Your task » Count how many lines include "LeVay" and answer with that number only.

Extracted information »

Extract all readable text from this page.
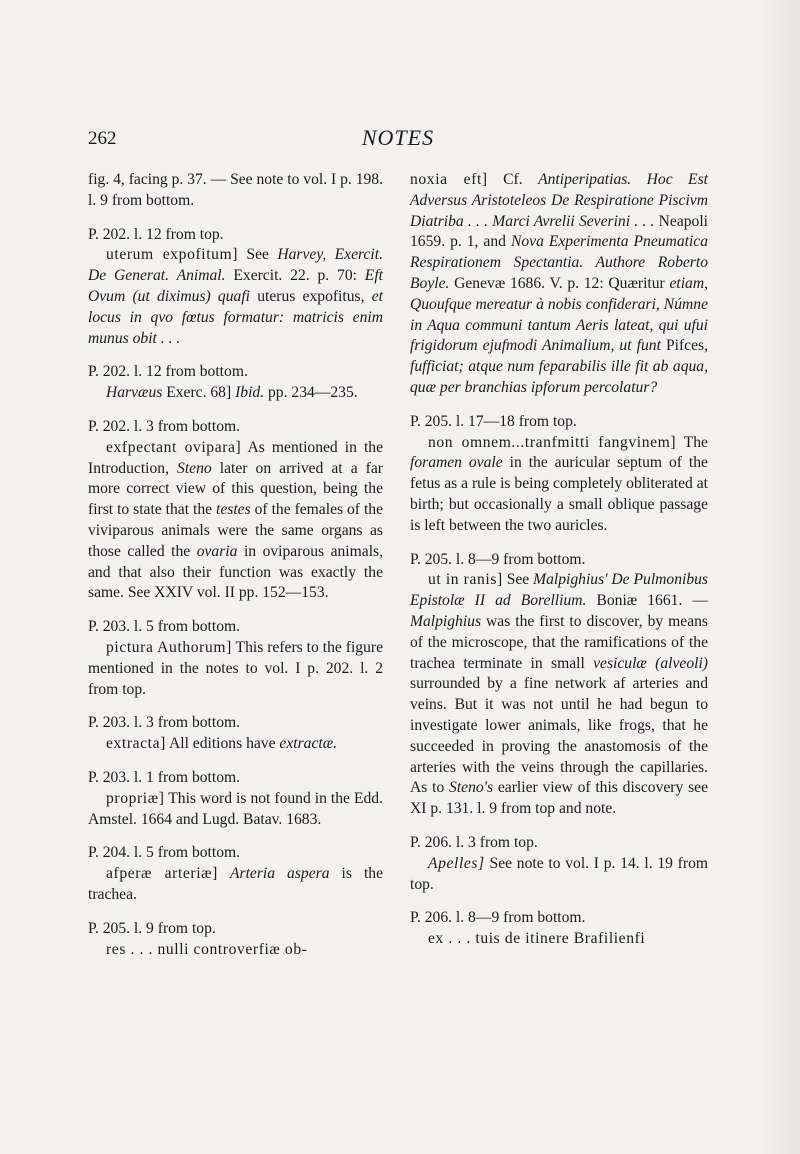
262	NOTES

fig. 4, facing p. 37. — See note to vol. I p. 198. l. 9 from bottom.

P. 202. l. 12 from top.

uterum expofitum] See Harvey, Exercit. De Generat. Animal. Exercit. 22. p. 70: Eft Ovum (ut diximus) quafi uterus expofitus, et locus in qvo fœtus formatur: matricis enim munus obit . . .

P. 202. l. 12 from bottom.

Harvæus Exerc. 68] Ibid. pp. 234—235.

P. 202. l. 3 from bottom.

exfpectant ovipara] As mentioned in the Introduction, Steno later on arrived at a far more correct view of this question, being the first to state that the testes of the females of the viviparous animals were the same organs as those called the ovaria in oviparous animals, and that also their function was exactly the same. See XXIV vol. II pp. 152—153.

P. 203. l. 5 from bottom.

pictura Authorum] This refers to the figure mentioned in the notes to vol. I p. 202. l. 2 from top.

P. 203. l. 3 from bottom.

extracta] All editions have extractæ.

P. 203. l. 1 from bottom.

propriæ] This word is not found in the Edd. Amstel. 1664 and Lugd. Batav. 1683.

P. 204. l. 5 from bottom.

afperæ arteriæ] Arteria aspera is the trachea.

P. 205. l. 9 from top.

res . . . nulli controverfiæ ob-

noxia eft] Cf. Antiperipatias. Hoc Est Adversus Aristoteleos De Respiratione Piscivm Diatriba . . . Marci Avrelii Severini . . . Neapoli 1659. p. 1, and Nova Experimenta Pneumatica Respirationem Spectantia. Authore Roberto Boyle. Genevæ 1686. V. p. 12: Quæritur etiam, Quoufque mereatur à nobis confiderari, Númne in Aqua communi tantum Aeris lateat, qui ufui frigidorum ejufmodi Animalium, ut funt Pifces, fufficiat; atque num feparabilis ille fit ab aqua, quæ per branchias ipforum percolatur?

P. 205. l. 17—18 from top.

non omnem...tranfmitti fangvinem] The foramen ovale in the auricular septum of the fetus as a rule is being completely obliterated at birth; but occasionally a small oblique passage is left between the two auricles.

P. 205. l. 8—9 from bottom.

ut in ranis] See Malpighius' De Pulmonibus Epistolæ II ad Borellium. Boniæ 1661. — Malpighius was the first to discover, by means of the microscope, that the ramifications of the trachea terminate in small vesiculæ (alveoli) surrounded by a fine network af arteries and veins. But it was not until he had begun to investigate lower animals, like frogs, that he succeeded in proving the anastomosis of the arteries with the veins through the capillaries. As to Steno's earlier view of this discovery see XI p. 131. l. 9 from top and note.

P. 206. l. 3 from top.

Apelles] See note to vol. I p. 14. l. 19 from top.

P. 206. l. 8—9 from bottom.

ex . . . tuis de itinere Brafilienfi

==

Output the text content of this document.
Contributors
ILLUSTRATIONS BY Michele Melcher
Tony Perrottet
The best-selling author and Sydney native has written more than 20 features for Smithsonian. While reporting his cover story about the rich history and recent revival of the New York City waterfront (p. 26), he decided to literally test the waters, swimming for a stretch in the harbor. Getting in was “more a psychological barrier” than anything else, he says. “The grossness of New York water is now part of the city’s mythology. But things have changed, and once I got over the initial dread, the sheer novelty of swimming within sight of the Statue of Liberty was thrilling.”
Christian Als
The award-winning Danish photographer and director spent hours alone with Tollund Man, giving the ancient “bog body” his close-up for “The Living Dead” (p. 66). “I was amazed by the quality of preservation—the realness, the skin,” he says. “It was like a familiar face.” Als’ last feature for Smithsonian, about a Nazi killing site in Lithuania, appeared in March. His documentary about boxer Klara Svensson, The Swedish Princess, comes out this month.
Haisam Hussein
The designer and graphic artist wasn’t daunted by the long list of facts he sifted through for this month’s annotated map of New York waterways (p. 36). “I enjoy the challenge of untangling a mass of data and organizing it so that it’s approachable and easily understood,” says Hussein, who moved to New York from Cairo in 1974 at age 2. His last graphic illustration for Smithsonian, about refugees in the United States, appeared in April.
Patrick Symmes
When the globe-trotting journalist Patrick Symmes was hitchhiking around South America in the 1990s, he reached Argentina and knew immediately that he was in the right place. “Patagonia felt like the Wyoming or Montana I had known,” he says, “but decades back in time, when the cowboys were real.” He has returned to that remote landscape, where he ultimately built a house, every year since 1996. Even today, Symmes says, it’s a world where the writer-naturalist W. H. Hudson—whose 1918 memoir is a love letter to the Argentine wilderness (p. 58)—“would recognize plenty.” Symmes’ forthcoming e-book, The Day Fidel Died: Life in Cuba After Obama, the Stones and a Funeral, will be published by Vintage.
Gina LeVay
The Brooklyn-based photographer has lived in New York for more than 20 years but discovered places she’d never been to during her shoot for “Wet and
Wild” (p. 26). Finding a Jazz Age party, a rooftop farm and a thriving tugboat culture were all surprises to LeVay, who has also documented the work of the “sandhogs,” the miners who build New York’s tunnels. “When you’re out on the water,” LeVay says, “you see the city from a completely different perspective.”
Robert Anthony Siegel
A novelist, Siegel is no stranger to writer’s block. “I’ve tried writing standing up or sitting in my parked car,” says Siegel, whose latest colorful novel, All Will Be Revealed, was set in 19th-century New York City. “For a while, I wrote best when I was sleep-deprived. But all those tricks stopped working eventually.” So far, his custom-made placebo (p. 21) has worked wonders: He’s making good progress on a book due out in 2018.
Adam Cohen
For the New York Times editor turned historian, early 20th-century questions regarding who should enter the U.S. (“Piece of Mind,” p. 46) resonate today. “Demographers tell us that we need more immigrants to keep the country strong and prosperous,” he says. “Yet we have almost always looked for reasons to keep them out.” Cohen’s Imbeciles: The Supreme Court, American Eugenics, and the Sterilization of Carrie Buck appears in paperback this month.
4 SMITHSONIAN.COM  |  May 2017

Worked solution » 2